* BEGIN Records for processing *

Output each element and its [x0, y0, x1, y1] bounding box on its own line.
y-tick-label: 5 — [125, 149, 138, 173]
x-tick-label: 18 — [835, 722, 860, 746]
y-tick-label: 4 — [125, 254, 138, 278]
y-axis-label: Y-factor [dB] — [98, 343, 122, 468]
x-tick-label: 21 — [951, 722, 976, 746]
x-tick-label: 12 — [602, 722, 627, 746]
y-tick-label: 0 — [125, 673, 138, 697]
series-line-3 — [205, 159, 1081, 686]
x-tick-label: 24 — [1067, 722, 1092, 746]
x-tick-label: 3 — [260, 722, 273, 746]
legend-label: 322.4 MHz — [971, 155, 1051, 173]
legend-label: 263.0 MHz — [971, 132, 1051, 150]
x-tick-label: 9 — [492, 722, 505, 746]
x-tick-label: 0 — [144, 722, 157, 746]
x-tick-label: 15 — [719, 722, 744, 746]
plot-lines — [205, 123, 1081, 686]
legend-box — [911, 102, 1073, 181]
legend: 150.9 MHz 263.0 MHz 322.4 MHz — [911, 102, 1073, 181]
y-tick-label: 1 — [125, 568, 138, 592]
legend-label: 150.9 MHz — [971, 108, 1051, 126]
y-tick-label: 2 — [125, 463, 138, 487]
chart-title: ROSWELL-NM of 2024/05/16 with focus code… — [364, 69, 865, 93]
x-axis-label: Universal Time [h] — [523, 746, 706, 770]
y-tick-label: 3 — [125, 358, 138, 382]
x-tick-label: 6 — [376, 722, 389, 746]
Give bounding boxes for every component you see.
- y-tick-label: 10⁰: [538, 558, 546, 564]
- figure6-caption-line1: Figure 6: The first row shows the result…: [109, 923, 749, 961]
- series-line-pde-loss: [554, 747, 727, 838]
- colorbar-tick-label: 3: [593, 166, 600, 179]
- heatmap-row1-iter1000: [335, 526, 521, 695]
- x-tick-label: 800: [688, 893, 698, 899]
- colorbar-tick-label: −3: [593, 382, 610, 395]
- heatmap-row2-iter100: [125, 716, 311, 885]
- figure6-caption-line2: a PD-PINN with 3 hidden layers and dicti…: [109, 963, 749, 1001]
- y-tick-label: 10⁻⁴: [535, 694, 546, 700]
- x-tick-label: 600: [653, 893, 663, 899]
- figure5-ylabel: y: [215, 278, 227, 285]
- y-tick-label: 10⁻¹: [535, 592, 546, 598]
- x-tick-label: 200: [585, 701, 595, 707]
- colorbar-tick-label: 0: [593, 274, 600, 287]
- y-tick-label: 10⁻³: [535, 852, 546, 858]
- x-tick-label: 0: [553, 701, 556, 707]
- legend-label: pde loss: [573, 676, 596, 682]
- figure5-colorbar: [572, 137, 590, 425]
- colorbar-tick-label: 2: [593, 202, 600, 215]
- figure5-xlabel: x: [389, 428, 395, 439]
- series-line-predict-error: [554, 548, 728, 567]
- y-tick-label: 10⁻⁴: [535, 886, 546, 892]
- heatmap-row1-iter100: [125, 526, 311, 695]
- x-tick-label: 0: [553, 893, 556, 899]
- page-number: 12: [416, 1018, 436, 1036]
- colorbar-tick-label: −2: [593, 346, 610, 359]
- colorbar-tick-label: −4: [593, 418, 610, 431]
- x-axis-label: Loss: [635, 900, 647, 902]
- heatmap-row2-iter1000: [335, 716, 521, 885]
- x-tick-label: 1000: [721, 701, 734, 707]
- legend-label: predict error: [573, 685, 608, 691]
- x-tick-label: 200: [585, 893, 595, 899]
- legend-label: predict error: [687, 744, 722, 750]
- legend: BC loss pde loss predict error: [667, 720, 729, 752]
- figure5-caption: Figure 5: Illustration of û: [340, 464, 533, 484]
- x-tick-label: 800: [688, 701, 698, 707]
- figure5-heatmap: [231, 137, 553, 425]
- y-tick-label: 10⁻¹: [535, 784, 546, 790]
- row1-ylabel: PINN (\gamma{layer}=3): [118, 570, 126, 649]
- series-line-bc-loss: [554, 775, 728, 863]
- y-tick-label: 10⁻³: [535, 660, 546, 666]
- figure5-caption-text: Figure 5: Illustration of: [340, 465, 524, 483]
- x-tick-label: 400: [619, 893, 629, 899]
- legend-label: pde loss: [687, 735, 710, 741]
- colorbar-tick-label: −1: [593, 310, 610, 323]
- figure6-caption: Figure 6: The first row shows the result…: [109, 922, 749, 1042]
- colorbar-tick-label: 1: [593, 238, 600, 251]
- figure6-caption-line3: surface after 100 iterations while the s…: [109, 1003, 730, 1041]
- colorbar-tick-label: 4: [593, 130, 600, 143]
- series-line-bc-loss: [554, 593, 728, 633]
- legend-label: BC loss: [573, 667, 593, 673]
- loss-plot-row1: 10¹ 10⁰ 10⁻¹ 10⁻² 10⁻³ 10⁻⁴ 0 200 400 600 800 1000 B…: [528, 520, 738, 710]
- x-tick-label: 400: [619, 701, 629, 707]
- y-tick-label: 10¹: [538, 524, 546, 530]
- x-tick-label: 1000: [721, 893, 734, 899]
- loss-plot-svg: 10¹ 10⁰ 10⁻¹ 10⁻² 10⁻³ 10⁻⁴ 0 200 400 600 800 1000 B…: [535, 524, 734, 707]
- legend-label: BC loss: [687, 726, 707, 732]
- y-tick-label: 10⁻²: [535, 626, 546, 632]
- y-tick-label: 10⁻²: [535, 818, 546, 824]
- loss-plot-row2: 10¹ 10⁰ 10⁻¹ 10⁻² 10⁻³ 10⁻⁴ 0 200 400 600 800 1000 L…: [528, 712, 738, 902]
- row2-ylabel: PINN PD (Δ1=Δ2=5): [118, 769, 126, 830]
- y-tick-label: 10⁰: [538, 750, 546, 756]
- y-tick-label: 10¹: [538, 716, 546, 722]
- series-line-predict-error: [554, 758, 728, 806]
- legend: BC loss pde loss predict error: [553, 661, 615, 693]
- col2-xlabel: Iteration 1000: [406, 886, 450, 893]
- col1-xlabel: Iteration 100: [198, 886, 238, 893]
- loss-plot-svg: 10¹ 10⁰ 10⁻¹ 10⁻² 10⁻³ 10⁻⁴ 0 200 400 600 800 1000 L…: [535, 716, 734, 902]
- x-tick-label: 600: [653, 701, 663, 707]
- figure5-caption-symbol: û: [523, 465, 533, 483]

* END Records for processing *

• **Aim**:
Give the entries from the start through the line containing "legend-label: 263.0 MHz" as a JSON list of strings, one string per line, with blank lines omitted and both ends included.

• **Solved problem**:
[
  "Output each element and its [x0, y0, x1, y1] bounding box on its own line.",
  "y-tick-label: 5 — [125, 149, 138, 173]",
  "x-tick-label: 18 — [835, 722, 860, 746]",
  "y-tick-label: 4 — [125, 254, 138, 278]",
  "y-axis-label: Y-factor [dB] — [98, 343, 122, 468]",
  "x-tick-label: 21 — [951, 722, 976, 746]",
  "x-tick-label: 12 — [602, 722, 627, 746]",
  "y-tick-label: 0 — [125, 673, 138, 697]",
  "series-line-3 — [205, 159, 1081, 686]",
  "x-tick-label: 24 — [1067, 722, 1092, 746]",
  "x-tick-label: 3 — [260, 722, 273, 746]",
  "legend-label: 322.4 MHz — [971, 155, 1051, 173]",
  "legend-label: 263.0 MHz — [971, 132, 1051, 150]"
]